▶ _Short exercise_: Your answer should be a single number: the count of lines in the material below that hold "Spectra".

▶ _Records shown_:

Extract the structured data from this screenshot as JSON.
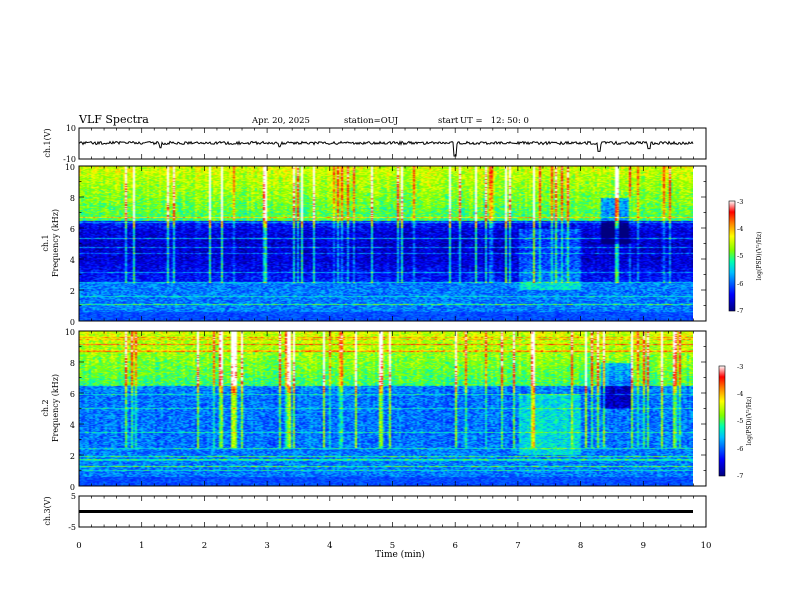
{
  "header": {
    "title": "VLF Spectra",
    "date": "Apr. 20, 2025",
    "station": "station=OUJ",
    "start_label": "start",
    "start_ut": "UT =   12: 50: 0"
  },
  "panels": {
    "ch1_waveform": {
      "ylabel": "ch.1(V)",
      "ticks": [
        "10",
        "-10"
      ]
    },
    "ch1_spectrogram": {
      "ylabel_top": "ch.1",
      "ylabel_bottom": "Frequency (kHz)",
      "ticks": [
        "10",
        "8",
        "6",
        "4",
        "2",
        "0"
      ]
    },
    "ch2_spectrogram": {
      "ylabel_top": "ch.2",
      "ylabel_bottom": "Frequency (kHz)",
      "ticks": [
        "10",
        "8",
        "6",
        "4",
        "2",
        "0"
      ]
    },
    "ch3_waveform": {
      "ylabel": "ch.3(V)",
      "ticks": [
        "5",
        "-5"
      ]
    }
  },
  "colorbar": {
    "label": "log(PSD)(V²/Hz)",
    "ticks": [
      "-3",
      "-4",
      "-5",
      "-6",
      "-7"
    ],
    "colors": [
      "#00007f",
      "#0000ff",
      "#00bfff",
      "#00ffb0",
      "#7fff00",
      "#ffff00",
      "#ff7f00",
      "#ff0000",
      "#ffffff"
    ]
  },
  "chart_data": [
    {
      "type": "line",
      "title": "VLF Spectra",
      "ylabel": "ch.1(V)",
      "xlabel": "",
      "xlim": [
        0,
        10
      ],
      "ylim": [
        -10,
        10
      ],
      "x": [
        0,
        1,
        2,
        3,
        4,
        5,
        6,
        7,
        8,
        9,
        9.8
      ],
      "values": [
        0,
        0,
        0,
        0,
        0,
        0,
        0,
        0,
        0,
        0,
        0
      ],
      "notes_shown": "noisy baseline near 0 V with spikes near 6.0, 8.3, 9.1 min"
    },
    {
      "type": "heatmap",
      "ylabel": "Frequency (kHz)",
      "xlim": [
        0,
        10
      ],
      "ylim": [
        0,
        10
      ],
      "zlabel": "log(PSD)(V²/Hz)",
      "zlim": [
        -7,
        -3
      ],
      "data_extent_x": [
        0,
        9.8
      ],
      "quiet_band_khz": [
        2.5,
        5.5
      ],
      "active_band_khz": [
        6,
        10
      ]
    },
    {
      "type": "heatmap",
      "ylabel": "Frequency (kHz)",
      "xlim": [
        0,
        10
      ],
      "ylim": [
        0,
        10
      ],
      "zlabel": "log(PSD)(V²/Hz)",
      "zlim": [
        -7,
        -3
      ],
      "data_extent_x": [
        0,
        9.8
      ]
    },
    {
      "type": "line",
      "ylabel": "ch.3(V)",
      "xlabel": "Time (min)",
      "xlim": [
        0,
        10
      ],
      "ylim": [
        -5,
        5
      ],
      "x": [
        0,
        9.8
      ],
      "values": [
        0,
        0
      ],
      "x_ticks": [
        "0",
        "1",
        "2",
        "3",
        "4",
        "5",
        "6",
        "7",
        "8",
        "9",
        "10"
      ]
    }
  ]
}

▶ _Completed exercise_: 2